Each entry below must be repeated word for word.
— start PROVIDED INFORMATION —
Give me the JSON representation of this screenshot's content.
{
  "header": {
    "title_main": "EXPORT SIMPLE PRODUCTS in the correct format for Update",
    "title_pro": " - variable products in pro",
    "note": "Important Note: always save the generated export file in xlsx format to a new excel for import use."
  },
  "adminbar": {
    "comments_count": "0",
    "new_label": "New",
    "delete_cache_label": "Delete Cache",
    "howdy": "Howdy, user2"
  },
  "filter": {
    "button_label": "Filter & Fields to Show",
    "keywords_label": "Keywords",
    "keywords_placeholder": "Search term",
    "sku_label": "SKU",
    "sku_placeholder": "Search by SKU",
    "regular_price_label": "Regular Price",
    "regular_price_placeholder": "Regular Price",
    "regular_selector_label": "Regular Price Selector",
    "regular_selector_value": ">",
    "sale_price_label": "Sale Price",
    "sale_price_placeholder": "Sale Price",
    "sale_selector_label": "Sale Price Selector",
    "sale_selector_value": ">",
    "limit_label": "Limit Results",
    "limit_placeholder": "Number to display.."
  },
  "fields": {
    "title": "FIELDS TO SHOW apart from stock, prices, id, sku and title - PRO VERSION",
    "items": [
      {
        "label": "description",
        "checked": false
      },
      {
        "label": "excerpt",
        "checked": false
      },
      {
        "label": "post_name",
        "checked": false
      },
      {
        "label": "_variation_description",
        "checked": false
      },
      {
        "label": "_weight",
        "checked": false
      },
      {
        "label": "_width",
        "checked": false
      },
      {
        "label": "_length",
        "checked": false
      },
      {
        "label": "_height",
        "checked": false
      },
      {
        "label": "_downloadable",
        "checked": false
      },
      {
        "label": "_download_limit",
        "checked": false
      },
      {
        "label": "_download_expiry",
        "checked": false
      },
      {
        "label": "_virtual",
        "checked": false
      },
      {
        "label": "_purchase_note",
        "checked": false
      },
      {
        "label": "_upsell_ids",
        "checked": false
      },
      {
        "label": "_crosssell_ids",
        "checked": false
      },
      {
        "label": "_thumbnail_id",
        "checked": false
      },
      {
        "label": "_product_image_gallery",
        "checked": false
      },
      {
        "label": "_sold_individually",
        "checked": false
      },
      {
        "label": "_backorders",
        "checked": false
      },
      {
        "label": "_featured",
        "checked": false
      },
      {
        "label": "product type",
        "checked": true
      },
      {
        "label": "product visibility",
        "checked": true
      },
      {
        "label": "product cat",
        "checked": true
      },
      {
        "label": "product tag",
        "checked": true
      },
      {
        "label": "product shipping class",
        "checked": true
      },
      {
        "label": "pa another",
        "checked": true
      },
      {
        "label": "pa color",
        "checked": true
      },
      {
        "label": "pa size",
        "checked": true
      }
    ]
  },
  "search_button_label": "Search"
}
— end PROVIDED INFORMATION —
EXERCISE RESULT ->
Give me the JSON representation of this screenshot's content.
{
  "header": {
    "title_main": "EXPORT SIMPLE PRODUCTS in the correct format for Update",
    "title_pro": " - variable products in pro",
    "note": "Important Note: always save the generated export file in xlsx format to a new excel for import use."
  },
  "adminbar": {
    "comments_count": "0",
    "new_label": "New",
    "delete_cache_label": "Delete Cache",
    "howdy": "Howdy, user2"
  },
  "filter": {
    "button_label": "Filter & Fields to Show",
    "keywords_label": "Keywords",
    "keywords_placeholder": "Search term",
    "sku_label": "SKU",
    "sku_placeholder": "Search by SKU",
    "regular_price_label": "Regular Price",
    "regular_price_placeholder": "Regular Price",
    "regular_selector_label": "Regular Price Selector",
    "regular_selector_value": ">",
    "sale_price_label": "Sale Price",
    "sale_price_placeholder": "Sale Price",
    "sale_selector_label": "Sale Price Selector",
    "sale_selector_value": ">",
    "limit_label": "Limit Results",
    "limit_placeholder": "Number to display.."
  },
  "fields": {
    "title": "FIELDS TO SHOW apart from stock, prices, id, sku and title - PRO VERSION",
    "items": [
      {
        "label": "description",
        "checked": false
      },
      {
        "label": "excerpt",
        "checked": false
      },
      {
        "label": "post_name",
        "checked": false
      },
      {
        "label": "_variation_description",
        "checked": false
      },
      {
        "label": "_weight",
        "checked": false
      },
      {
        "label": "_width",
        "checked": false
      },
      {
        "label": "_length",
        "checked": false
      },
      {
        "label": "_height",
        "checked": false
      },
      {
        "label": "_downloadable",
        "checked": false
      },
      {
        "label": "_download_limit",
        "checked": false
      },
      {
        "label": "_download_expiry",
        "checked": false
      },
      {
        "label": "_virtual",
        "checked": false
      },
      {
        "label": "_purchase_note",
        "checked": false
      },
      {
        "label": "_upsell_ids",
        "checked": false
      },
      {
        "label": "_crosssell_ids",
        "checked": false
      },
      {
        "label": "_thumbnail_id",
        "checked": false
      },
      {
        "label": "_product_image_gallery",
        "checked": false
      },
      {
        "label": "_sold_individually",
        "checked": false
      },
      {
        "label": "_backorders",
        "checked": false
      },
      {
        "label": "_featured",
        "checked": false
      },
      {
        "label": "product type",
        "checked": true
      },
      {
        "label": "product visibility",
        "checked": true
      },
      {
        "label": "product cat",
        "checked": true
      },
      {
        "label": "product tag",
        "checked": true
      },
      {
        "label": "product shipping class",
        "checked": true
      },
      {
        "label": "pa another",
        "checked": true
      },
      {
        "label": "pa color",
        "checked": true
      },
      {
        "label": "pa size",
        "checked": true
      }
    ]
  },
  "search_button_label": "Search"
}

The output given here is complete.